→ REQUIRED WORK
Using the listing below, select the lines with the word "theme" and copy them.
# START OF DATASET ROWS
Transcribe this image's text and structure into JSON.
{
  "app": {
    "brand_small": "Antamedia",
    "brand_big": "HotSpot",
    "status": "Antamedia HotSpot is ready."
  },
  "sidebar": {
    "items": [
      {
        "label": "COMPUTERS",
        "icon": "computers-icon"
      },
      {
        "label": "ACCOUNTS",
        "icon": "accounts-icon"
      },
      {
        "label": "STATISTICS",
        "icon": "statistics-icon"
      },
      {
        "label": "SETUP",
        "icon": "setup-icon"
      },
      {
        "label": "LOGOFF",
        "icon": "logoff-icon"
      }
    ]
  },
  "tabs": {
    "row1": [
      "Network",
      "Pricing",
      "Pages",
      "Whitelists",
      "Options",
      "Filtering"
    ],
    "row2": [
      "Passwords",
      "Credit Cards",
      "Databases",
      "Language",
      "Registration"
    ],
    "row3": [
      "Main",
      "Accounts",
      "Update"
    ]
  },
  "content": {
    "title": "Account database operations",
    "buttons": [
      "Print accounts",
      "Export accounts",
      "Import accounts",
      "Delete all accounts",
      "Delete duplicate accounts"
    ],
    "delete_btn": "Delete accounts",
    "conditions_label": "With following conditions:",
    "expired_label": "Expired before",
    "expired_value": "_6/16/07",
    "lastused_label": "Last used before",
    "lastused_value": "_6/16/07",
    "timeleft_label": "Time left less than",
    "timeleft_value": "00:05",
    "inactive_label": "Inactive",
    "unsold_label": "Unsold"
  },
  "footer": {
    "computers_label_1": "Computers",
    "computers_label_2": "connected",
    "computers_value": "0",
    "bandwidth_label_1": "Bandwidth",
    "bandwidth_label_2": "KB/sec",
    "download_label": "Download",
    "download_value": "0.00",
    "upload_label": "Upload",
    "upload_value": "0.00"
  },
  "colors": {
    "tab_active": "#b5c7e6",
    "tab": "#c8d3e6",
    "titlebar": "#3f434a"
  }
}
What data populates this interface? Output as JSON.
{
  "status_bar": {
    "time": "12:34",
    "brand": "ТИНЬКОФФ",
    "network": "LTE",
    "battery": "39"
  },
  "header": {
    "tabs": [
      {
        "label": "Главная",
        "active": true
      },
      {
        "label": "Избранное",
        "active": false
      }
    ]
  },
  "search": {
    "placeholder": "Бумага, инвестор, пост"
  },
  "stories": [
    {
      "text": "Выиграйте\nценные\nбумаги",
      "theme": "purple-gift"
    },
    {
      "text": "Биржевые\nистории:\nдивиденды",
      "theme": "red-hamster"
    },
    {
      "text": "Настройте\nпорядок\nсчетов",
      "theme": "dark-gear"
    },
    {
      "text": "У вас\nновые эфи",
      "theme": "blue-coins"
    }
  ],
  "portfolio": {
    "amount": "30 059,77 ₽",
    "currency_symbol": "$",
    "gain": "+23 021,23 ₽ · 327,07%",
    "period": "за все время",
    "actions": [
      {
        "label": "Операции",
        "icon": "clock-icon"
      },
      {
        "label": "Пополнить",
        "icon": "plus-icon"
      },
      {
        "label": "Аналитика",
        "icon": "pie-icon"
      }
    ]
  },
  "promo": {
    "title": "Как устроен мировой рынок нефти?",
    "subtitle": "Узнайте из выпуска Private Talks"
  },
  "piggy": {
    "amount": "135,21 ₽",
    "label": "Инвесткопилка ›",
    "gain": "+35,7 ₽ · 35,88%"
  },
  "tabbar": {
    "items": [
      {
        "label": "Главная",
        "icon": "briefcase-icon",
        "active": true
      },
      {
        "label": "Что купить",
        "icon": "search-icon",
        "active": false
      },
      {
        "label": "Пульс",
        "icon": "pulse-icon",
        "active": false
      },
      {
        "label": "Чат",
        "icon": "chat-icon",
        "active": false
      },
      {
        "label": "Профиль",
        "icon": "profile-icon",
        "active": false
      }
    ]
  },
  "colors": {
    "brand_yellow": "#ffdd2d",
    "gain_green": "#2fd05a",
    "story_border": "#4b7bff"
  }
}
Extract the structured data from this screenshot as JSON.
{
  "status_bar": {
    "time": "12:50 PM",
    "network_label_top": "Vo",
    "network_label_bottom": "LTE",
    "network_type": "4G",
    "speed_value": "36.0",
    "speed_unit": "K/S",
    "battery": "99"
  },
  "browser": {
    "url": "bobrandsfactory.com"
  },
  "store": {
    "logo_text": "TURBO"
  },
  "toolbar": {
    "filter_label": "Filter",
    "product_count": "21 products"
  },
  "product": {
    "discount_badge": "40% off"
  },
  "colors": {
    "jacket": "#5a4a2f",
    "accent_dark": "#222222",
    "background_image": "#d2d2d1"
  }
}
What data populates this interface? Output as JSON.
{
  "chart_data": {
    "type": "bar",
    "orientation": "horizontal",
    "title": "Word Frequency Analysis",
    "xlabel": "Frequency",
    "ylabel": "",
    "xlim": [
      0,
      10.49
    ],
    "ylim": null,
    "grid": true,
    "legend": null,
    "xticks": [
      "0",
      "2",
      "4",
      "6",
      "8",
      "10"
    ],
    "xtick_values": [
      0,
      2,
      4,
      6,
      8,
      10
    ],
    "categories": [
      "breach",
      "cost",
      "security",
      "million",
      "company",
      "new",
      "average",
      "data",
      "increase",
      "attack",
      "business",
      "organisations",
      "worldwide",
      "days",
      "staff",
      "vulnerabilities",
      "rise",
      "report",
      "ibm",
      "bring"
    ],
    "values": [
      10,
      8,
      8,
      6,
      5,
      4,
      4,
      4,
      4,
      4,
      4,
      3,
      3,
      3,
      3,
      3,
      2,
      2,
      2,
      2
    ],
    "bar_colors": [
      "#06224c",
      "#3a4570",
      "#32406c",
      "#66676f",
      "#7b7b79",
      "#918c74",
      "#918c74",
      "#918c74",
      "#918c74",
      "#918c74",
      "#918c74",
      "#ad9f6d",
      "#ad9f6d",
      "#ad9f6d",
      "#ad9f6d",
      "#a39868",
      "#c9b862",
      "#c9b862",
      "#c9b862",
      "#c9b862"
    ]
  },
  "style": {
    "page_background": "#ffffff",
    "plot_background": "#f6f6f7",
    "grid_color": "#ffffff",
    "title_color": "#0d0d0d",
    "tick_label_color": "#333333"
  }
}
# END OF DATASET ROWS
→ OUTPUT OF THE TASK
      "theme": "purple-gift"
      "theme": "red-hamster"
      "theme": "dark-gear"
      "theme": "blue-coins"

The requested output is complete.